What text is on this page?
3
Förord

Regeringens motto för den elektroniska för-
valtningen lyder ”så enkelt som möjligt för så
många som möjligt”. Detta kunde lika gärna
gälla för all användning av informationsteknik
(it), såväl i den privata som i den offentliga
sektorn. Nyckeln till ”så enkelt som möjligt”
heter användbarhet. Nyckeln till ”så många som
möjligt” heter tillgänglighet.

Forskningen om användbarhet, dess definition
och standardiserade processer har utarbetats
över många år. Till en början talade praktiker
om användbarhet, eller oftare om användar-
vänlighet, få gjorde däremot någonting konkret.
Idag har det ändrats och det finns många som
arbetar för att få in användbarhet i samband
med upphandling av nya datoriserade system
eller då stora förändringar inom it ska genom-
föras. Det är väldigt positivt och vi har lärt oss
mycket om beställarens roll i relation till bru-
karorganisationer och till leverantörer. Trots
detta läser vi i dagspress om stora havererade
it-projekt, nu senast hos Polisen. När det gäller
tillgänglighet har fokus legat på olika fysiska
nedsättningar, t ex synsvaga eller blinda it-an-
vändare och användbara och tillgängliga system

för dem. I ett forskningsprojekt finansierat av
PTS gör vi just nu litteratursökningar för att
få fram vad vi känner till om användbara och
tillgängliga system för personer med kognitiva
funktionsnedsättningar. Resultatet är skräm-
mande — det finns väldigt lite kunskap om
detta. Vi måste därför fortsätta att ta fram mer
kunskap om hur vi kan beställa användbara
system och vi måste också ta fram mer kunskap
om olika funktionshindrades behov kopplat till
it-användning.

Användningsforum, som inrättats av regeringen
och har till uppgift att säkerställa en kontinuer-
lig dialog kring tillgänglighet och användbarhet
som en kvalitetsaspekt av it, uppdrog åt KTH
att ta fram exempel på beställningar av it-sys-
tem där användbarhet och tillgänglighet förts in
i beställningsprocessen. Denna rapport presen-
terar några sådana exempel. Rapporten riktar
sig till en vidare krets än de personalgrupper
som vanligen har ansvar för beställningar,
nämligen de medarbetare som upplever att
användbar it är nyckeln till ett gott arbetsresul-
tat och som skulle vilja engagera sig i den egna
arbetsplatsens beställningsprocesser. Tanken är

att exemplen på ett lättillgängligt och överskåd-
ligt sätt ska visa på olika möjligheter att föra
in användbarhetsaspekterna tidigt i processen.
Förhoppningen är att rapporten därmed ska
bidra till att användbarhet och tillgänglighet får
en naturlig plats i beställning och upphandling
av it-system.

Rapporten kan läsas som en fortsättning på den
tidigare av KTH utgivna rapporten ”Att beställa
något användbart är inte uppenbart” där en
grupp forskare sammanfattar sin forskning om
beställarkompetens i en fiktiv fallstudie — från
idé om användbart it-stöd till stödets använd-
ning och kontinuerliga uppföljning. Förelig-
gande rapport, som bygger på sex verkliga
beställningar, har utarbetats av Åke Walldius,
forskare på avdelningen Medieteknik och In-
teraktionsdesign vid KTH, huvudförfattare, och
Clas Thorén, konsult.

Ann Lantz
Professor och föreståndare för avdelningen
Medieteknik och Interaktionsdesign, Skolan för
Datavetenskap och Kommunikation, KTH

== == ==

Check each line above for the word "upphandling" and copy the ones that have it.

### Response area
med upphandling av nya datoriserade system
en naturlig plats i beställning och upphandling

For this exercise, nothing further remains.